Extracted data entries:
════════════════════
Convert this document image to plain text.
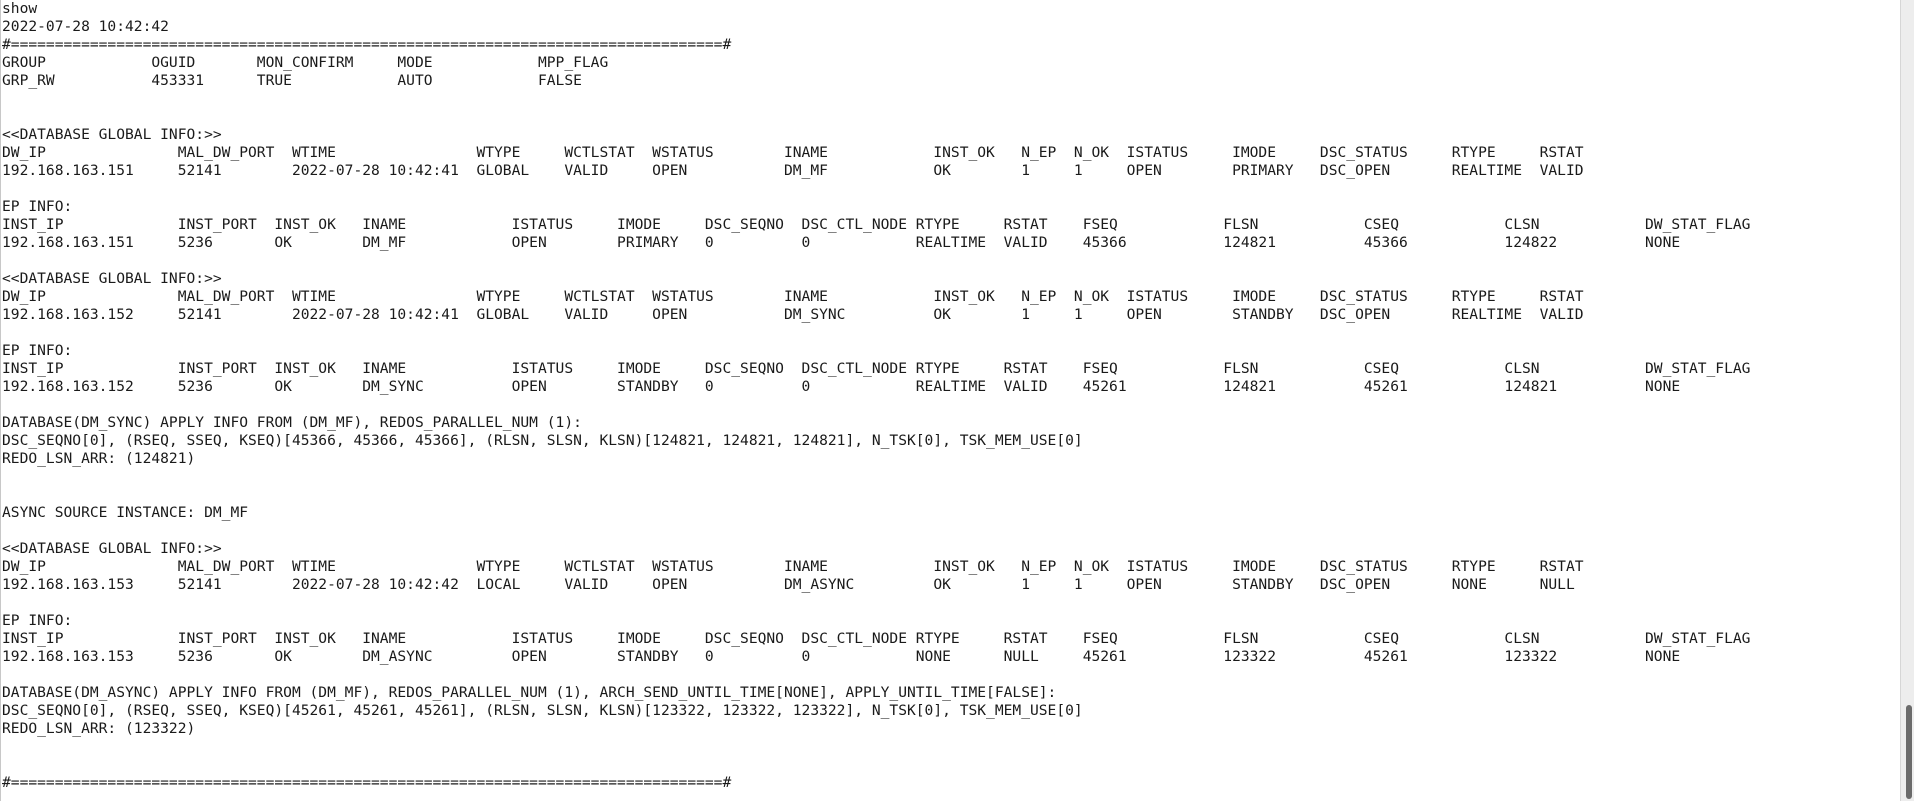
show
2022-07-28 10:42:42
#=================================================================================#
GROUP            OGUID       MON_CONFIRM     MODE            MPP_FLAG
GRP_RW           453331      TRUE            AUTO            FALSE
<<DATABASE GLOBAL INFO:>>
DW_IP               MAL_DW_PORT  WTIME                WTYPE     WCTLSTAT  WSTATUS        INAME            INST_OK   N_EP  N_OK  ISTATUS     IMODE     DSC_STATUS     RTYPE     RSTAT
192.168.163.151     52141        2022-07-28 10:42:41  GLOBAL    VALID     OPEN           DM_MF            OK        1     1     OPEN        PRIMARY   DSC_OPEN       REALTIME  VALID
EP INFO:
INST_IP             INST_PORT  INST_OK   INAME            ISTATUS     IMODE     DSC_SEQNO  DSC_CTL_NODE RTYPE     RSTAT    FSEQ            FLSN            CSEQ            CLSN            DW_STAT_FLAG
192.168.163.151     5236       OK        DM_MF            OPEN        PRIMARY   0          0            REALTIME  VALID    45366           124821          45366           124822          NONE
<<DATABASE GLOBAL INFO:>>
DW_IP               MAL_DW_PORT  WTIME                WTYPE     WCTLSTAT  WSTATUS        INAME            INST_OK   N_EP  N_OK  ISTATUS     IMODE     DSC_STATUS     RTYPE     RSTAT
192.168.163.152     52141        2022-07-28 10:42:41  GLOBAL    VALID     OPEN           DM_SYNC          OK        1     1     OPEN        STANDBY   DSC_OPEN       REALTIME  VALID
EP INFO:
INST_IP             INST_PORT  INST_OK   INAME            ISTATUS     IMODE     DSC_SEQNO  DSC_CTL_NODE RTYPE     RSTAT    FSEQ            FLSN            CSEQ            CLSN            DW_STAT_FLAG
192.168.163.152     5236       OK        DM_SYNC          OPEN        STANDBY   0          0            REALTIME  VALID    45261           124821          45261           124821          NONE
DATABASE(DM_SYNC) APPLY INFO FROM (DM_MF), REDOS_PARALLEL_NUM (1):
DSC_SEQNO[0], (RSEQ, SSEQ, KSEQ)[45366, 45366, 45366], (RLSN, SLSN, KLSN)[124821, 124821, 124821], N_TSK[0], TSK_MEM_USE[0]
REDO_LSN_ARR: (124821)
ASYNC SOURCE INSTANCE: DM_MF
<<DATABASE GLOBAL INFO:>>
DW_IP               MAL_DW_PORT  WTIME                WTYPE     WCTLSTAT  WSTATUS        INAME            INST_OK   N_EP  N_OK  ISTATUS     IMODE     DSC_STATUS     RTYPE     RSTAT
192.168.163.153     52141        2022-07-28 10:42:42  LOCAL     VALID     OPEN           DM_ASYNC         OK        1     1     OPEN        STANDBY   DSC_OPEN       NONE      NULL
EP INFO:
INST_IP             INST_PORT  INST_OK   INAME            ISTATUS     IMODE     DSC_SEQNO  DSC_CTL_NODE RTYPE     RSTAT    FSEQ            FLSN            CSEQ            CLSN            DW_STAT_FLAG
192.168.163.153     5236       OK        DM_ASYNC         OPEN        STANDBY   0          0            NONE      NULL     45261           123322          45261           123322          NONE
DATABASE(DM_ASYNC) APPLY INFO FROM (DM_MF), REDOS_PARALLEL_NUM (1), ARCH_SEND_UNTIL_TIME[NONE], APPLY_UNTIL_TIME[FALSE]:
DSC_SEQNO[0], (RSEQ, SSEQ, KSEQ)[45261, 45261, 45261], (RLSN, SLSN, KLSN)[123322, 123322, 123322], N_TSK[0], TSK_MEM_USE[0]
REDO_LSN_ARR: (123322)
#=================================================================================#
════════════════════
_Direction_. Using the material above, work out how many lines contain the string "RSEQ". Give that number alone.

_Reply to the exercise_. 2